__DÉTAIL DE LA TÂCHE__
D'après le texte sur AJ Hackett, à quelle date a-t-il exécuté « l'opération tour Eiffel » ?

__TEXTE__
--- --- ---

A 63 ans, le Néo-Zélandais AJ Hackett est à la tête d’un business florissant, propriétaire d’une douzaine de sites de saut répartis à travers le monde. Un commerce développé dès 1988, un an après son pari fou de s’élancer en élastique du deuxième étage de la tour Eiffel. Très tôt, cet ancien apprenti-charpentier, fâché avec l’école, n’a eu qu’une envie : "Je voulais sortir de là au plus vite. Entrer dans le monde et m’amuser."
Il trouve la clé en s’inspirant d’un rituel de passage à l’âge adulte, pratiqué au Vanuatu, où les jeunes se jettent d’une tour en bois de 35 m de haut, les chevilles attachées par des lianes. Lui et quelques amis cherchent alors à pousser plus loin les limites. D’abord en sautant d’un pont de 44 m de haut. Puis d’un autre de 80 m. Avant de tenter pour la première fois un saut la tête la première, cette fois-ci en France, du haut du pont de la Caille (Haute-Savoie), haut de 150 m. Dans la foulée, AJ lance "l’opération tour Eiffel", qu’il exécute le 26 juin 1987.

--- --- ---

__Données de segmentation de page__

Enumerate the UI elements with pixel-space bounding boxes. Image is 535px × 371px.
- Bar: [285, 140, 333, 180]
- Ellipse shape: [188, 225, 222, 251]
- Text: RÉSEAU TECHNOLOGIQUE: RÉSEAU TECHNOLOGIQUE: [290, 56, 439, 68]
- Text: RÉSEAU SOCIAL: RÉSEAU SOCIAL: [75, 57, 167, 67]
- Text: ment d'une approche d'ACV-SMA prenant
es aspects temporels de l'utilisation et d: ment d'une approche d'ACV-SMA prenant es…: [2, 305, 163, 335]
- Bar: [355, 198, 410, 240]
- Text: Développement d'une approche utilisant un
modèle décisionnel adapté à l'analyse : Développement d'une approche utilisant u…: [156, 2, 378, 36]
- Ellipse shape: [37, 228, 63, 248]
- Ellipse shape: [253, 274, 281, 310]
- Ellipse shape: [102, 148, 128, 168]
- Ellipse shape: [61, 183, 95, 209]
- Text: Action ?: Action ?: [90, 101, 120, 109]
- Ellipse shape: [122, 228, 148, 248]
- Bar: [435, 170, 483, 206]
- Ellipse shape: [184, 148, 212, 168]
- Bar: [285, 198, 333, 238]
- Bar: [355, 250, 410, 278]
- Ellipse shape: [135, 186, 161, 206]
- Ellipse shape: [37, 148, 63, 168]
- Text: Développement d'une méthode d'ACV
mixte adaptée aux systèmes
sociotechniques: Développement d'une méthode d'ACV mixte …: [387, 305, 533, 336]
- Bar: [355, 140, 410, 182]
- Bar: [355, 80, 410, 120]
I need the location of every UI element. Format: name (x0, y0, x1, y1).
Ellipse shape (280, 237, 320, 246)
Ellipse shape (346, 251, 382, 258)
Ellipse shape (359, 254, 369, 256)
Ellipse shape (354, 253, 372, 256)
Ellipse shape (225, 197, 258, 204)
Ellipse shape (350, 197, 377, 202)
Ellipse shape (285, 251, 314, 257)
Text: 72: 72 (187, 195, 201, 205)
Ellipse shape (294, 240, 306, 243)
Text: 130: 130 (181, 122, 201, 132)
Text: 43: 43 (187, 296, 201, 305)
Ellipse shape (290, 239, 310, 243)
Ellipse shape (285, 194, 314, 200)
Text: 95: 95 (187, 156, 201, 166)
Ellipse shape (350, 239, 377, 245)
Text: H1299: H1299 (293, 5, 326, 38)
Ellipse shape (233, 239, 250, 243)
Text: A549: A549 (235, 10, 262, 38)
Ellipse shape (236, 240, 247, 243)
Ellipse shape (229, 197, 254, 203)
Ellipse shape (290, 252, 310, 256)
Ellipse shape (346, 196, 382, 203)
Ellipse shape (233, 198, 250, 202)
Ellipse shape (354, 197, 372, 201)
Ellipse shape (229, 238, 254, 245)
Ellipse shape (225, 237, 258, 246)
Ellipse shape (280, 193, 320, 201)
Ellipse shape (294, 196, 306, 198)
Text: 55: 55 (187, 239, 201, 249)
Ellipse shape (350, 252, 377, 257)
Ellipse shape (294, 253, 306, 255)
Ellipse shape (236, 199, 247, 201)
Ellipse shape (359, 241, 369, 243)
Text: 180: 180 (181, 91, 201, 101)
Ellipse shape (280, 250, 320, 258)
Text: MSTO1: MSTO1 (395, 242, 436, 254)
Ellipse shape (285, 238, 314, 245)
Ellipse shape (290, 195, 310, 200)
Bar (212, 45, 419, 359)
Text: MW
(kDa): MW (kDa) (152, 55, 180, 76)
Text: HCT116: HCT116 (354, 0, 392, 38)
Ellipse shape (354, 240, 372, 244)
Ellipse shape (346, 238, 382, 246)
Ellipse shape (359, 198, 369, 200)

--- --- ---

__ZONE DE RÉPONSE__
Le 26 juin 1987.